◆ **GIVEN ENTRIES**:
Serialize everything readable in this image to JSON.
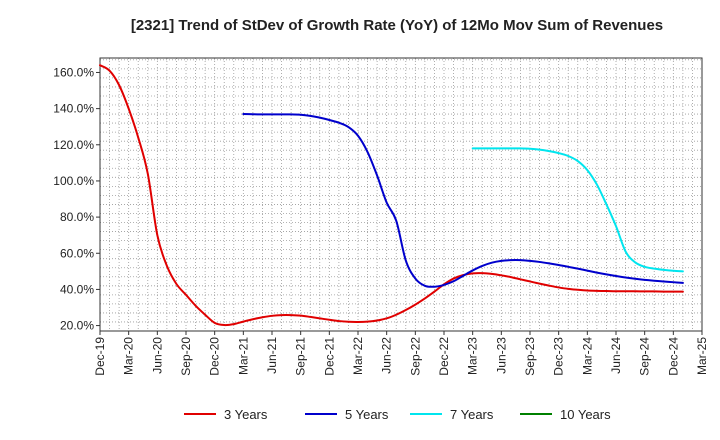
{
  "chart_data": {
    "type": "line",
    "title": "[2321]  Trend of StDev of Growth Rate (YoY) of 12Mo Mov Sum of Revenues",
    "xlabel": "",
    "ylabel": "",
    "y_unit": "%",
    "ylim": [
      17,
      168
    ],
    "y_ticks": [
      20,
      40,
      60,
      80,
      100,
      120,
      140,
      160
    ],
    "y_tick_labels": [
      "20.0%",
      "40.0%",
      "60.0%",
      "80.0%",
      "100.0%",
      "120.0%",
      "140.0%",
      "160.0%"
    ],
    "x_tick_labels": [
      "Dec-19",
      "Mar-20",
      "Jun-20",
      "Sep-20",
      "Dec-20",
      "Mar-21",
      "Jun-21",
      "Sep-21",
      "Dec-21",
      "Mar-22",
      "Jun-22",
      "Sep-22",
      "Dec-22",
      "Mar-23",
      "Jun-23",
      "Sep-23",
      "Dec-23",
      "Mar-24",
      "Jun-24",
      "Sep-24",
      "Dec-24",
      "Mar-25"
    ],
    "x_start_label": "Dec-19",
    "x_months_span": 63,
    "grid": true,
    "legend_position": "bottom",
    "series": [
      {
        "name": "3 Years",
        "color": "#e00000",
        "start_month": 0,
        "values": [
          164,
          161,
          153,
          140,
          124,
          104,
          70,
          53,
          43,
          37,
          31,
          26,
          21.5,
          20.3,
          20.8,
          22.2,
          23.5,
          24.6,
          25.4,
          25.8,
          25.8,
          25.5,
          24.8,
          24.0,
          23.2,
          22.5,
          22.1,
          22.0,
          22.2,
          22.8,
          24.0,
          26.0,
          28.6,
          31.6,
          35.0,
          38.8,
          42.8,
          46.0,
          47.9,
          48.9,
          49.0,
          48.6,
          47.8,
          46.8,
          45.6,
          44.4,
          43.2,
          42.1,
          41.1,
          40.3,
          39.8,
          39.4,
          39.2,
          39.1,
          39.0,
          39.0,
          39.0,
          38.9,
          38.9,
          38.8,
          38.8,
          38.8
        ]
      },
      {
        "name": "5 Years",
        "color": "#0000cc",
        "start_month": 15,
        "values": [
          137,
          136.9,
          136.8,
          136.8,
          136.8,
          136.8,
          136.6,
          136.0,
          135.0,
          133.7,
          132.2,
          129.8,
          125.0,
          116.0,
          103.0,
          88.0,
          78.0,
          56.0,
          46.0,
          42.0,
          41.5,
          42.5,
          44.5,
          47.5,
          50.5,
          53.0,
          54.8,
          55.8,
          56.2,
          56.2,
          55.8,
          55.2,
          54.4,
          53.5,
          52.5,
          51.5,
          50.4,
          49.3,
          48.3,
          47.4,
          46.6,
          45.9,
          45.3,
          44.8,
          44.4,
          44.0,
          43.6
        ]
      },
      {
        "name": "7 Years",
        "color": "#00e5ee",
        "start_month": 39,
        "values": [
          118,
          118,
          118,
          118,
          118,
          118,
          117.8,
          117.3,
          116.5,
          115.4,
          113.8,
          111.0,
          106.0,
          98.0,
          87.0,
          75.0,
          61.0,
          55.0,
          52.5,
          51.5,
          50.8,
          50.3,
          50.0
        ]
      },
      {
        "name": "10 Years",
        "color": "#008000",
        "start_month": 0,
        "values": []
      }
    ]
  }
}
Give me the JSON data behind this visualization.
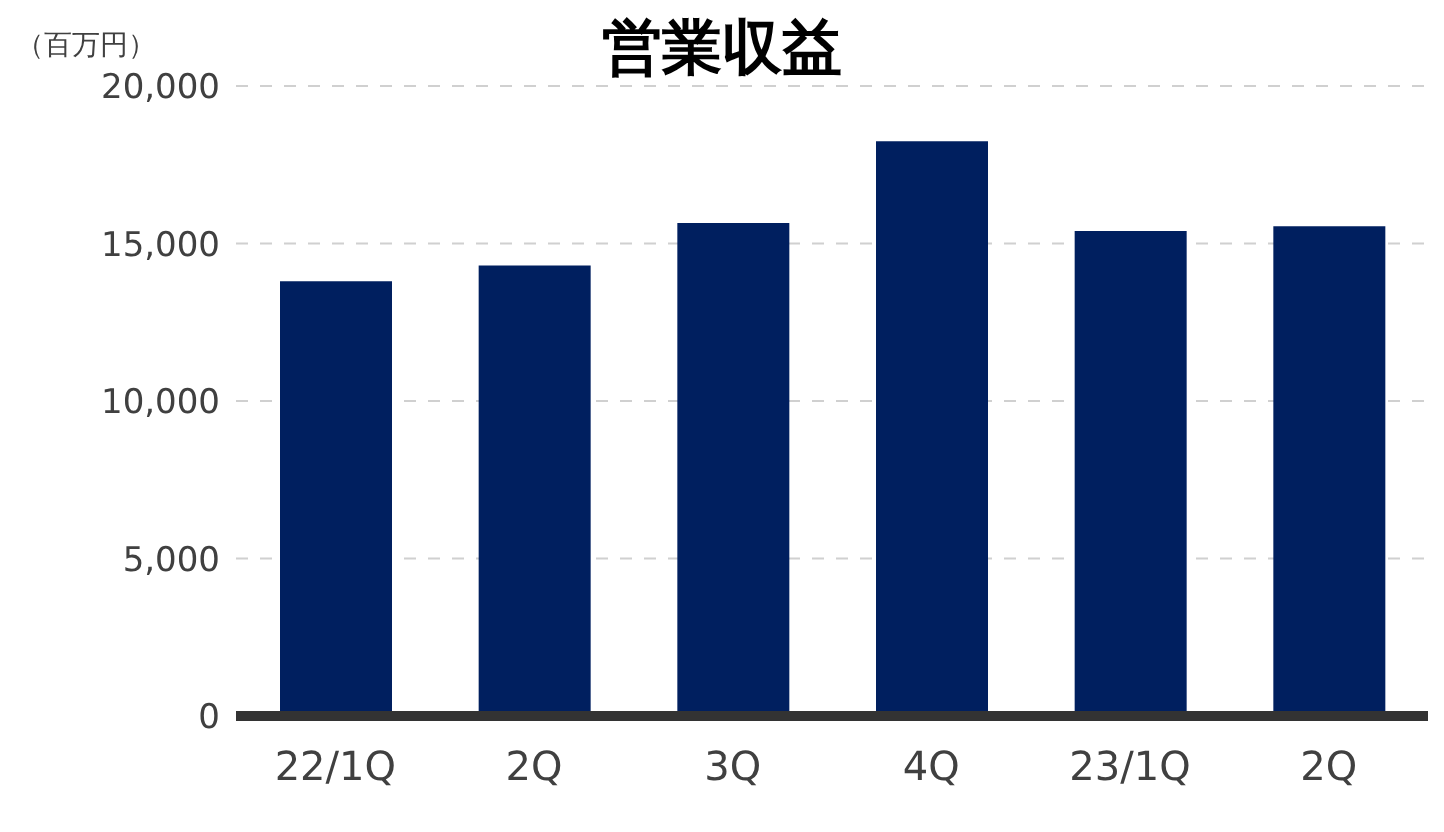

◆ **PROBLEM DETAILS**:
From the material above, reproduce everything verbatim except the pictures.

◆ **TASK ANSWER**:
Serialize everything readable in this image to JSON.
{
  "chart_data": {
    "type": "line",
    "title": "[2321]  Trend of StDev of Growth Rate (YoY) of 12Mo Mov Sum of Revenues",
    "xlabel": "",
    "ylabel": "",
    "y_unit": "%",
    "ylim": [
      17,
      168
    ],
    "y_ticks": [
      20,
      40,
      60,
      80,
      100,
      120,
      140,
      160
    ],
    "y_tick_labels": [
      "20.0%",
      "40.0%",
      "60.0%",
      "80.0%",
      "100.0%",
      "120.0%",
      "140.0%",
      "160.0%"
    ],
    "x_tick_labels": [
      "Dec-19",
      "Mar-20",
      "Jun-20",
      "Sep-20",
      "Dec-20",
      "Mar-21",
      "Jun-21",
      "Sep-21",
      "Dec-21",
      "Mar-22",
      "Jun-22",
      "Sep-22",
      "Dec-22",
      "Mar-23",
      "Jun-23",
      "Sep-23",
      "Dec-23",
      "Mar-24",
      "Jun-24",
      "Sep-24",
      "Dec-24",
      "Mar-25"
    ],
    "x_start_label": "Dec-19",
    "x_months_span": 63,
    "grid": true,
    "legend_position": "bottom",
    "series": [
      {
        "name": "3 Years",
        "color": "#e00000",
        "start_month": 0,
        "values": [
          164,
          161,
          153,
          140,
          124,
          104,
          70,
          53,
          43,
          37,
          31,
          26,
          21.5,
          20.3,
          20.8,
          22.2,
          23.5,
          24.6,
          25.4,
          25.8,
          25.8,
          25.5,
          24.8,
          24.0,
          23.2,
          22.5,
          22.1,
          22.0,
          22.2,
          22.8,
          24.0,
          26.0,
          28.6,
          31.6,
          35.0,
          38.8,
          42.8,
          46.0,
          47.9,
          48.9,
          49.0,
          48.6,
          47.8,
          46.8,
          45.6,
          44.4,
          43.2,
          42.1,
          41.1,
          40.3,
          39.8,
          39.4,
          39.2,
          39.1,
          39.0,
          39.0,
          39.0,
          38.9,
          38.9,
          38.8,
          38.8,
          38.8
        ]
      },
      {
        "name": "5 Years",
        "color": "#0000cc",
        "start_month": 15,
        "values": [
          137,
          136.9,
          136.8,
          136.8,
          136.8,
          136.8,
          136.6,
          136.0,
          135.0,
          133.7,
          132.2,
          129.8,
          125.0,
          116.0,
          103.0,
          88.0,
          78.0,
          56.0,
          46.0,
          42.0,
          41.5,
          42.5,
          44.5,
          47.5,
          50.5,
          53.0,
          54.8,
          55.8,
          56.2,
          56.2,
          55.8,
          55.2,
          54.4,
          53.5,
          52.5,
          51.5,
          50.4,
          49.3,
          48.3,
          47.4,
          46.6,
          45.9,
          45.3,
          44.8,
          44.4,
          44.0,
          43.6
        ]
      },
      {
        "name": "7 Years",
        "color": "#00e5ee",
        "start_month": 39,
        "values": [
          118,
          118,
          118,
          118,
          118,
          118,
          117.8,
          117.3,
          116.5,
          115.4,
          113.8,
          111.0,
          106.0,
          98.0,
          87.0,
          75.0,
          61.0,
          55.0,
          52.5,
          51.5,
          50.8,
          50.3,
          50.0
        ]
      },
      {
        "name": "10 Years",
        "color": "#008000",
        "start_month": 0,
        "values": []
      }
    ]
  }
}
Give me the JSON data behind this visualization.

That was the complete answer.